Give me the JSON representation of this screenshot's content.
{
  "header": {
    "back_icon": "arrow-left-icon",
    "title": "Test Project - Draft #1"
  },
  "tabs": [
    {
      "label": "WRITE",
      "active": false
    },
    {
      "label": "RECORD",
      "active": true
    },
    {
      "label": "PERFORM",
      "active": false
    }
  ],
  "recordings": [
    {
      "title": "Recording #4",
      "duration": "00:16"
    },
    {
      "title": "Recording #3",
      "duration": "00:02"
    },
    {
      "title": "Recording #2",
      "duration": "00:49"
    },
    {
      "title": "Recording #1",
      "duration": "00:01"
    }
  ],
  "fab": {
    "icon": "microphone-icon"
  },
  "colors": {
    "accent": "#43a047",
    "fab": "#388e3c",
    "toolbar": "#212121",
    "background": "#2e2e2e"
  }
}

_What you should do_.
From the listing above, extract all records word for word.

_Answer to this problem_.
Give me the JSON representation of this screenshot's content.
{
  "header": {
    "back_icon": "arrow-left-icon",
    "title": "Test Project - Draft #1"
  },
  "tabs": [
    {
      "label": "WRITE",
      "active": false
    },
    {
      "label": "RECORD",
      "active": true
    },
    {
      "label": "PERFORM",
      "active": false
    }
  ],
  "recordings": [
    {
      "title": "Recording #4",
      "duration": "00:16"
    },
    {
      "title": "Recording #3",
      "duration": "00:02"
    },
    {
      "title": "Recording #2",
      "duration": "00:49"
    },
    {
      "title": "Recording #1",
      "duration": "00:01"
    }
  ],
  "fab": {
    "icon": "microphone-icon"
  },
  "colors": {
    "accent": "#43a047",
    "fab": "#388e3c",
    "toolbar": "#212121",
    "background": "#2e2e2e"
  }
}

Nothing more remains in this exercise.